• [Set problem] Copy the entries below line for line, with no changes.

Raw records
++++++++++++++++++++
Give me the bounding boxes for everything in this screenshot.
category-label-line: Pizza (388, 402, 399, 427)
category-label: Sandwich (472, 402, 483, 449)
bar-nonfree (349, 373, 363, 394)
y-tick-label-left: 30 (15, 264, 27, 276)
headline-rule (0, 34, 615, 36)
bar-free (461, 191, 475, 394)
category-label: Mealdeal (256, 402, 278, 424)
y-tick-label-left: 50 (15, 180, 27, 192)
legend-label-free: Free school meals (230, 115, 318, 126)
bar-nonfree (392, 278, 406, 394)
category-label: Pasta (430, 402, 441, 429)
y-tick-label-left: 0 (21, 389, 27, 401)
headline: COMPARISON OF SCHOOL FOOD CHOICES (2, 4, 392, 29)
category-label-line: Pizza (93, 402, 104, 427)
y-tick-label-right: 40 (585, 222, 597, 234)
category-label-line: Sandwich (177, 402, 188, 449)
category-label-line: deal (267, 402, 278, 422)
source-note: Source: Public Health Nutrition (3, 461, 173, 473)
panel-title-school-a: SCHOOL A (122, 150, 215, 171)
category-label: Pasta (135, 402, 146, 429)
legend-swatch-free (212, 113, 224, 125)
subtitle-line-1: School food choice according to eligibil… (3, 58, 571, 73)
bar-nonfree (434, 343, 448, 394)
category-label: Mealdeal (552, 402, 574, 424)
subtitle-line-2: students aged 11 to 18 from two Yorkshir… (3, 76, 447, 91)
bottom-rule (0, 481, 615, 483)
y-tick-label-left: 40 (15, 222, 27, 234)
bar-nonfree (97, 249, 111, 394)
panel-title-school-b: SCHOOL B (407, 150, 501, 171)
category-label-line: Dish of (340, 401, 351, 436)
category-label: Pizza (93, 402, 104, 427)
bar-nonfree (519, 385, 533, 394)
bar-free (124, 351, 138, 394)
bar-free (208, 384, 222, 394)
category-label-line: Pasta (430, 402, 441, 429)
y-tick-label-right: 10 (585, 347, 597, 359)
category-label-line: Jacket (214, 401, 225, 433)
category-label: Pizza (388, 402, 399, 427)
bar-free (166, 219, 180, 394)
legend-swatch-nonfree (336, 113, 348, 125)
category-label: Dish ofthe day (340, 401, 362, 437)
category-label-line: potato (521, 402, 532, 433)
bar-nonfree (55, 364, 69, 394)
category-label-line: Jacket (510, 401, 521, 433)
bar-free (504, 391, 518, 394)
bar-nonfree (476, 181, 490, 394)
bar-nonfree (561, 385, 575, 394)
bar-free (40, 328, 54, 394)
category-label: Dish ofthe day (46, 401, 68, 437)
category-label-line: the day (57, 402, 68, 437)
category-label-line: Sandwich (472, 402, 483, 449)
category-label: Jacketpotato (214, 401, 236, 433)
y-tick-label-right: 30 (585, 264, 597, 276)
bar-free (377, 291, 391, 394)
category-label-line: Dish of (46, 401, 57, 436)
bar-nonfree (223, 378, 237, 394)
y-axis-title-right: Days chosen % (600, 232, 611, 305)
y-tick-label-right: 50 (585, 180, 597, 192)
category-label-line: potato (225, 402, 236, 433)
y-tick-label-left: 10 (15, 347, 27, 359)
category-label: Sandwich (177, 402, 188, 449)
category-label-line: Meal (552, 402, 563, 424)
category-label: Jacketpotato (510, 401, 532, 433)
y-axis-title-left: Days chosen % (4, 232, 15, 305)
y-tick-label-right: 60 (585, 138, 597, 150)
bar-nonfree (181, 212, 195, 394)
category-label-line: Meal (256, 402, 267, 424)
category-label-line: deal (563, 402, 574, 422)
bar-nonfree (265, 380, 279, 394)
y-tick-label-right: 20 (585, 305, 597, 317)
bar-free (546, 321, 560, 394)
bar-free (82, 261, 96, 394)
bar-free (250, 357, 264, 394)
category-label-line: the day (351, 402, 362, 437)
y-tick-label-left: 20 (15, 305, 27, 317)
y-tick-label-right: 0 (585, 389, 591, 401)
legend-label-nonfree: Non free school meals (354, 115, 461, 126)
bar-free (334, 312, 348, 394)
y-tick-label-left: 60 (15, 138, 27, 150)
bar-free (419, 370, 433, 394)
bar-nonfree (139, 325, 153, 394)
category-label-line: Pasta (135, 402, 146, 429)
++++++++++++++++++++
• [Right answer]
Give me the bounding boxes for everything in this screenshot.
category-label-line: Pizza (388, 402, 399, 427)
category-label: Sandwich (472, 402, 483, 449)
bar-nonfree (349, 373, 363, 394)
y-tick-label-left: 30 (15, 264, 27, 276)
headline-rule (0, 34, 615, 36)
bar-free (461, 191, 475, 394)
category-label: Mealdeal (256, 402, 278, 424)
y-tick-label-left: 50 (15, 180, 27, 192)
legend-label-free: Free school meals (230, 115, 318, 126)
bar-nonfree (392, 278, 406, 394)
category-label: Pasta (430, 402, 441, 429)
y-tick-label-left: 0 (21, 389, 27, 401)
headline: COMPARISON OF SCHOOL FOOD CHOICES (2, 4, 392, 29)
category-label-line: Pizza (93, 402, 104, 427)
y-tick-label-right: 40 (585, 222, 597, 234)
category-label-line: Sandwich (177, 402, 188, 449)
category-label-line: deal (267, 402, 278, 422)
source-note: Source: Public Health Nutrition (3, 461, 173, 473)
panel-title-school-a: SCHOOL A (122, 150, 215, 171)
category-label: Pasta (135, 402, 146, 429)
legend-swatch-free (212, 113, 224, 125)
subtitle-line-1: School food choice according to eligibil… (3, 58, 571, 73)
bar-nonfree (434, 343, 448, 394)
category-label: Mealdeal (552, 402, 574, 424)
subtitle-line-2: students aged 11 to 18 from two Yorkshir… (3, 76, 447, 91)
bottom-rule (0, 481, 615, 483)
y-tick-label-left: 40 (15, 222, 27, 234)
bar-nonfree (97, 249, 111, 394)
panel-title-school-b: SCHOOL B (407, 150, 501, 171)
category-label-line: Dish of (340, 401, 351, 436)
category-label: Pizza (93, 402, 104, 427)
bar-nonfree (519, 385, 533, 394)
bar-free (124, 351, 138, 394)
bar-free (208, 384, 222, 394)
category-label-line: Pasta (430, 402, 441, 429)
y-tick-label-right: 10 (585, 347, 597, 359)
category-label-line: Jacket (214, 401, 225, 433)
category-label: Pizza (388, 402, 399, 427)
bar-free (166, 219, 180, 394)
legend-swatch-nonfree (336, 113, 348, 125)
category-label: Dish ofthe day (340, 401, 362, 437)
category-label-line: potato (521, 402, 532, 433)
bar-nonfree (55, 364, 69, 394)
category-label-line: Jacket (510, 401, 521, 433)
bar-free (504, 391, 518, 394)
bar-nonfree (476, 181, 490, 394)
bar-nonfree (561, 385, 575, 394)
bar-free (40, 328, 54, 394)
category-label: Dish ofthe day (46, 401, 68, 437)
category-label-line: the day (57, 402, 68, 437)
category-label-line: Sandwich (472, 402, 483, 449)
category-label: Jacketpotato (214, 401, 236, 433)
y-tick-label-right: 30 (585, 264, 597, 276)
bar-free (377, 291, 391, 394)
category-label-line: Dish of (46, 401, 57, 436)
bar-nonfree (223, 378, 237, 394)
y-axis-title-right: Days chosen % (600, 232, 611, 305)
y-tick-label-right: 50 (585, 180, 597, 192)
category-label-line: potato (225, 402, 236, 433)
y-tick-label-left: 10 (15, 347, 27, 359)
category-label: Sandwich (177, 402, 188, 449)
category-label-line: Meal (552, 402, 563, 424)
category-label: Jacketpotato (510, 401, 532, 433)
y-axis-title-left: Days chosen % (4, 232, 15, 305)
y-tick-label-right: 60 (585, 138, 597, 150)
bar-nonfree (181, 212, 195, 394)
category-label-line: Meal (256, 402, 267, 424)
category-label-line: deal (563, 402, 574, 422)
bar-nonfree (265, 380, 279, 394)
y-tick-label-right: 20 (585, 305, 597, 317)
bar-free (546, 321, 560, 394)
bar-free (82, 261, 96, 394)
bar-free (250, 357, 264, 394)
category-label-line: the day (351, 402, 362, 437)
y-tick-label-left: 20 (15, 305, 27, 317)
y-tick-label-right: 0 (585, 389, 591, 401)
legend-label-nonfree: Non free school meals (354, 115, 461, 126)
bar-free (334, 312, 348, 394)
y-tick-label-left: 60 (15, 138, 27, 150)
bar-free (419, 370, 433, 394)
bar-nonfree (139, 325, 153, 394)
category-label-line: Pasta (135, 402, 146, 429)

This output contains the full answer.